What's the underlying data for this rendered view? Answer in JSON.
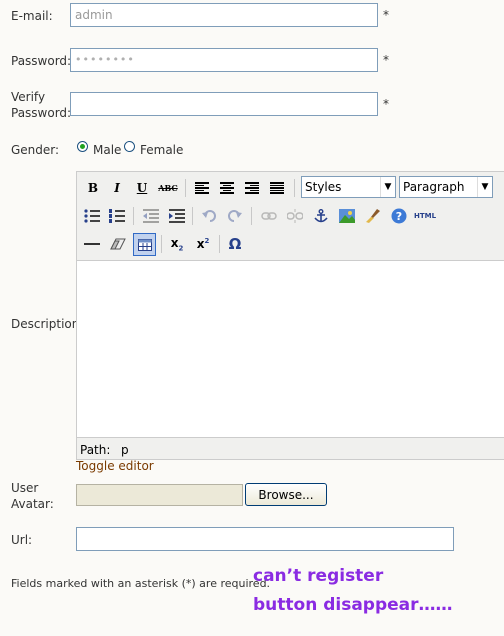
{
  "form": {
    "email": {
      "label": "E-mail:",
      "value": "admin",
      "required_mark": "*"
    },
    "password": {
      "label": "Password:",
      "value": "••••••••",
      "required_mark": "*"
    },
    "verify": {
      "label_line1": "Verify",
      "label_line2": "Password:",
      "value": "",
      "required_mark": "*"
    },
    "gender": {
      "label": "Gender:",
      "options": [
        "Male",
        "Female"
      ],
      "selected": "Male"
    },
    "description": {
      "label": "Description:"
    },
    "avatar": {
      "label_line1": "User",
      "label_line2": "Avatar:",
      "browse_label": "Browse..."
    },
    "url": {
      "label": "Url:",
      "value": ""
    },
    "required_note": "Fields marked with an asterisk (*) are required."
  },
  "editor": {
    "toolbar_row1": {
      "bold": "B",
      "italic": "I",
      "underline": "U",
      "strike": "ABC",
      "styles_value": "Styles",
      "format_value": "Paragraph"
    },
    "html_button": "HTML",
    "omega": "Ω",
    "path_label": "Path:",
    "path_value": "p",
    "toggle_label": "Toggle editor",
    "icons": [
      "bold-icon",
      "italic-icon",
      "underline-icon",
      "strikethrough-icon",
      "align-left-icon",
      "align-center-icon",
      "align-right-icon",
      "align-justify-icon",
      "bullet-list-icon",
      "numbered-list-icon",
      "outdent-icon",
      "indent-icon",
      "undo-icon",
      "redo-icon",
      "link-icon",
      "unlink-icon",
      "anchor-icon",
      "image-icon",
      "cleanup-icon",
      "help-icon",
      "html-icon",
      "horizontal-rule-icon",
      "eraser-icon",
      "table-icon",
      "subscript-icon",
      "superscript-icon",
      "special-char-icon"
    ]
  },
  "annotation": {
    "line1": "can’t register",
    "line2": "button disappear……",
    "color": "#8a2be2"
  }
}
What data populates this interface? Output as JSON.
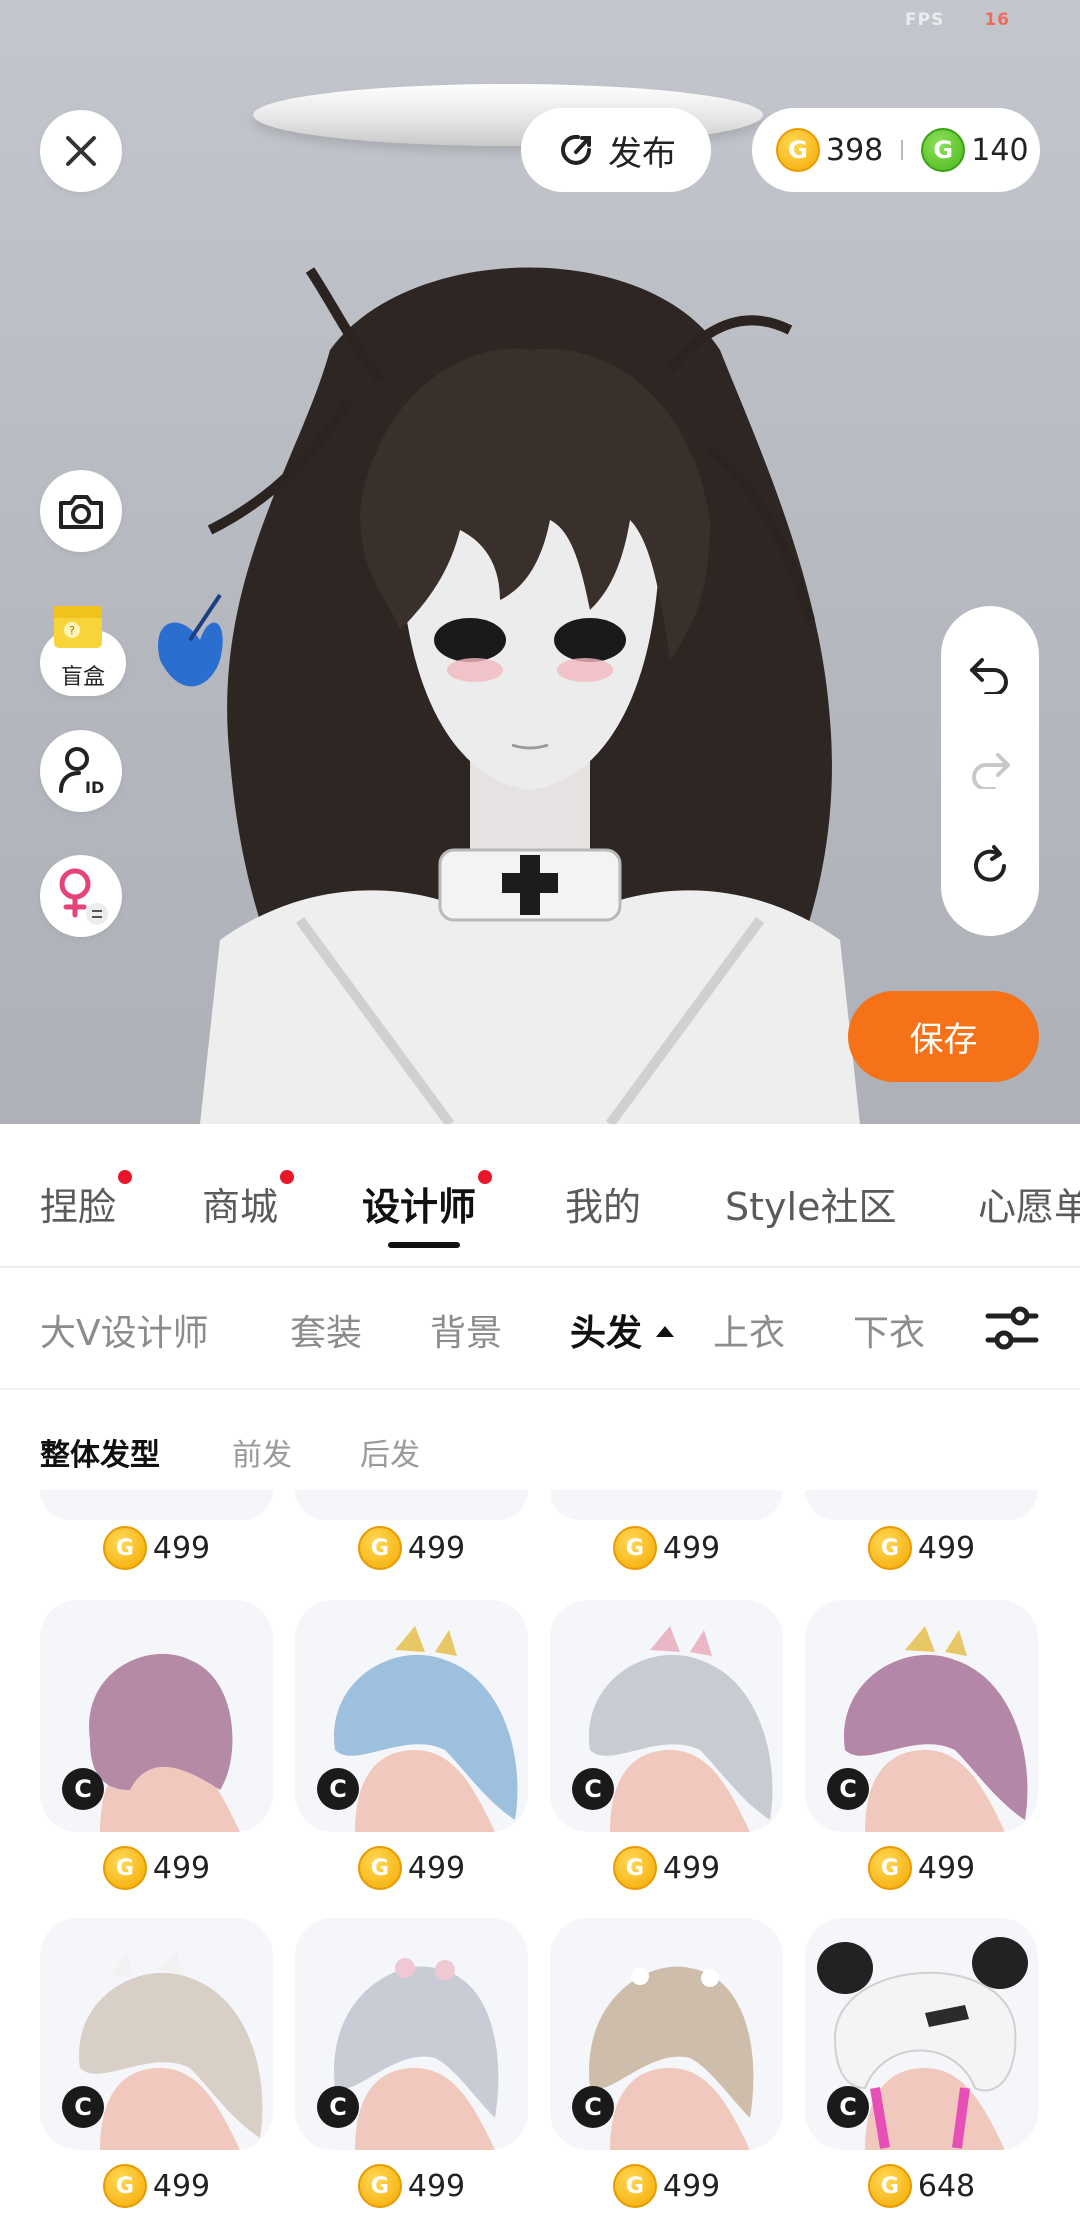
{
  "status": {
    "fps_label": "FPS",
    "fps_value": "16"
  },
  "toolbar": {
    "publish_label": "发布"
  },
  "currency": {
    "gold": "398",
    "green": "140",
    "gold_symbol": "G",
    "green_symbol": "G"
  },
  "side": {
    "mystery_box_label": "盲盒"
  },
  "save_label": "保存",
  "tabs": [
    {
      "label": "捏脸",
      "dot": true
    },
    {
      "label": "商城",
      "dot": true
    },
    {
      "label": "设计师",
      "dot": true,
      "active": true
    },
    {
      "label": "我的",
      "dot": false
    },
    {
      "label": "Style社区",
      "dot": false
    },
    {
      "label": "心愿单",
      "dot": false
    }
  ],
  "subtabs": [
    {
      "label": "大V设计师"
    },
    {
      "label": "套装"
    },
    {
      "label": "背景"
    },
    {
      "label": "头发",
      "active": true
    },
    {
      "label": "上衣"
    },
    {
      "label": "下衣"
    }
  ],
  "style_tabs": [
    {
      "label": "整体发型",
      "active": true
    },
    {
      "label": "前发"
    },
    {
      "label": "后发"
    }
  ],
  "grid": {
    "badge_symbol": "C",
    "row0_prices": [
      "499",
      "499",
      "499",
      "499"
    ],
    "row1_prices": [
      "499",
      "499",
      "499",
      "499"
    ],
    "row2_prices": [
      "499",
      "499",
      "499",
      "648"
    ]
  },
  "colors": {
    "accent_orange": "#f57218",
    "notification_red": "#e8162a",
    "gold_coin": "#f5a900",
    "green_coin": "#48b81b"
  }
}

» **Written instruction**
Copy every record character for character. Skip the pictures.

» **Correct answer**
What's the underlying data for this rendered view? Answer in JSON.
{
  "form": {
    "email": {
      "label": "E-mail:",
      "value": "admin",
      "required_mark": "*"
    },
    "password": {
      "label": "Password:",
      "value": "••••••••",
      "required_mark": "*"
    },
    "verify": {
      "label_line1": "Verify",
      "label_line2": "Password:",
      "value": "",
      "required_mark": "*"
    },
    "gender": {
      "label": "Gender:",
      "options": [
        "Male",
        "Female"
      ],
      "selected": "Male"
    },
    "description": {
      "label": "Description:"
    },
    "avatar": {
      "label_line1": "User",
      "label_line2": "Avatar:",
      "browse_label": "Browse..."
    },
    "url": {
      "label": "Url:",
      "value": ""
    },
    "required_note": "Fields marked with an asterisk (*) are required."
  },
  "editor": {
    "toolbar_row1": {
      "bold": "B",
      "italic": "I",
      "underline": "U",
      "strike": "ABC",
      "styles_value": "Styles",
      "format_value": "Paragraph"
    },
    "html_button": "HTML",
    "omega": "Ω",
    "path_label": "Path:",
    "path_value": "p",
    "toggle_label": "Toggle editor",
    "icons": [
      "bold-icon",
      "italic-icon",
      "underline-icon",
      "strikethrough-icon",
      "align-left-icon",
      "align-center-icon",
      "align-right-icon",
      "align-justify-icon",
      "bullet-list-icon",
      "numbered-list-icon",
      "outdent-icon",
      "indent-icon",
      "undo-icon",
      "redo-icon",
      "link-icon",
      "unlink-icon",
      "anchor-icon",
      "image-icon",
      "cleanup-icon",
      "help-icon",
      "html-icon",
      "horizontal-rule-icon",
      "eraser-icon",
      "table-icon",
      "subscript-icon",
      "superscript-icon",
      "special-char-icon"
    ]
  },
  "annotation": {
    "line1": "can’t register",
    "line2": "button disappear……",
    "color": "#8a2be2"
  }
}
What data populates this interface? Output as JSON.
{
  "status": {
    "fps_label": "FPS",
    "fps_value": "16"
  },
  "toolbar": {
    "publish_label": "发布"
  },
  "currency": {
    "gold": "398",
    "green": "140",
    "gold_symbol": "G",
    "green_symbol": "G"
  },
  "side": {
    "mystery_box_label": "盲盒"
  },
  "save_label": "保存",
  "tabs": [
    {
      "label": "捏脸",
      "dot": true
    },
    {
      "label": "商城",
      "dot": true
    },
    {
      "label": "设计师",
      "dot": true,
      "active": true
    },
    {
      "label": "我的",
      "dot": false
    },
    {
      "label": "Style社区",
      "dot": false
    },
    {
      "label": "心愿单",
      "dot": false
    }
  ],
  "subtabs": [
    {
      "label": "大V设计师"
    },
    {
      "label": "套装"
    },
    {
      "label": "背景"
    },
    {
      "label": "头发",
      "active": true
    },
    {
      "label": "上衣"
    },
    {
      "label": "下衣"
    }
  ],
  "style_tabs": [
    {
      "label": "整体发型",
      "active": true
    },
    {
      "label": "前发"
    },
    {
      "label": "后发"
    }
  ],
  "grid": {
    "badge_symbol": "C",
    "row0_prices": [
      "499",
      "499",
      "499",
      "499"
    ],
    "row1_prices": [
      "499",
      "499",
      "499",
      "499"
    ],
    "row2_prices": [
      "499",
      "499",
      "499",
      "648"
    ]
  },
  "colors": {
    "accent_orange": "#f57218",
    "notification_red": "#e8162a",
    "gold_coin": "#f5a900",
    "green_coin": "#48b81b"
  }
}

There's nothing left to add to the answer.